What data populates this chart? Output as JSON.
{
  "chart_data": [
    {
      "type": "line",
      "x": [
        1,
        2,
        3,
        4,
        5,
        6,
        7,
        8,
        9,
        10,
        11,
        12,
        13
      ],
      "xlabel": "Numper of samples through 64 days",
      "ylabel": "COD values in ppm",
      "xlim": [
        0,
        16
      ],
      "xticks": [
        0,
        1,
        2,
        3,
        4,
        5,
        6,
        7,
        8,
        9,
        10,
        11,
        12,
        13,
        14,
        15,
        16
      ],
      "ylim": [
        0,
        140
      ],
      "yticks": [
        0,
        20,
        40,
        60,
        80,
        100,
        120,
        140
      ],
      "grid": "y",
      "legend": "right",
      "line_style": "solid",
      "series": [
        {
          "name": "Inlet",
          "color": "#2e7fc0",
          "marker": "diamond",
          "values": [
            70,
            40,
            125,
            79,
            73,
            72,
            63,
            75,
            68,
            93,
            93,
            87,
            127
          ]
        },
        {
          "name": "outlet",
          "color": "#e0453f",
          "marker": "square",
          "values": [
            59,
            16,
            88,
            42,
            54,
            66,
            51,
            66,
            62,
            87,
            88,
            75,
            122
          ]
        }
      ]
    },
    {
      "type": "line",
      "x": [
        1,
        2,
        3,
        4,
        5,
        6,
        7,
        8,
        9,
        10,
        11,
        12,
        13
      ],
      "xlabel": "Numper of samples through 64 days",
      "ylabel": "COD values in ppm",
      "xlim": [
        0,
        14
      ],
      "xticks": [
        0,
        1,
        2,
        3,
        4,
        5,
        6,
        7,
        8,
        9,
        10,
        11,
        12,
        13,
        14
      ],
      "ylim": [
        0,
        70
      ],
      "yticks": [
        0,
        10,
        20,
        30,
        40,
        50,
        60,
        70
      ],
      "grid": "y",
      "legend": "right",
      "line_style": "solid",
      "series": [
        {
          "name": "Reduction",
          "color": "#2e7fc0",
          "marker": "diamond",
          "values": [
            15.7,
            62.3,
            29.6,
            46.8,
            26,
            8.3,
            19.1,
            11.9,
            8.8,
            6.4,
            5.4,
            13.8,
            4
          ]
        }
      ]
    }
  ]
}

* * *

**TASK OBJECTIVE**
Each record above should be repeated exactly as it appears.

**CORRECT RESPONSE**
What data populates this chart? Output as JSON.
{
  "chart_data": [
    {
      "type": "line",
      "x": [
        1,
        2,
        3,
        4,
        5,
        6,
        7,
        8,
        9,
        10,
        11,
        12,
        13
      ],
      "xlabel": "Numper of samples through 64 days",
      "ylabel": "COD values in ppm",
      "xlim": [
        0,
        16
      ],
      "xticks": [
        0,
        1,
        2,
        3,
        4,
        5,
        6,
        7,
        8,
        9,
        10,
        11,
        12,
        13,
        14,
        15,
        16
      ],
      "ylim": [
        0,
        140
      ],
      "yticks": [
        0,
        20,
        40,
        60,
        80,
        100,
        120,
        140
      ],
      "grid": "y",
      "legend": "right",
      "line_style": "solid",
      "series": [
        {
          "name": "Inlet",
          "color": "#2e7fc0",
          "marker": "diamond",
          "values": [
            70,
            40,
            125,
            79,
            73,
            72,
            63,
            75,
            68,
            93,
            93,
            87,
            127
          ]
        },
        {
          "name": "outlet",
          "color": "#e0453f",
          "marker": "square",
          "values": [
            59,
            16,
            88,
            42,
            54,
            66,
            51,
            66,
            62,
            87,
            88,
            75,
            122
          ]
        }
      ]
    },
    {
      "type": "line",
      "x": [
        1,
        2,
        3,
        4,
        5,
        6,
        7,
        8,
        9,
        10,
        11,
        12,
        13
      ],
      "xlabel": "Numper of samples through 64 days",
      "ylabel": "COD values in ppm",
      "xlim": [
        0,
        14
      ],
      "xticks": [
        0,
        1,
        2,
        3,
        4,
        5,
        6,
        7,
        8,
        9,
        10,
        11,
        12,
        13,
        14
      ],
      "ylim": [
        0,
        70
      ],
      "yticks": [
        0,
        10,
        20,
        30,
        40,
        50,
        60,
        70
      ],
      "grid": "y",
      "legend": "right",
      "line_style": "solid",
      "series": [
        {
          "name": "Reduction",
          "color": "#2e7fc0",
          "marker": "diamond",
          "values": [
            15.7,
            62.3,
            29.6,
            46.8,
            26,
            8.3,
            19.1,
            11.9,
            8.8,
            6.4,
            5.4,
            13.8,
            4
          ]
        }
      ]
    }
  ]
}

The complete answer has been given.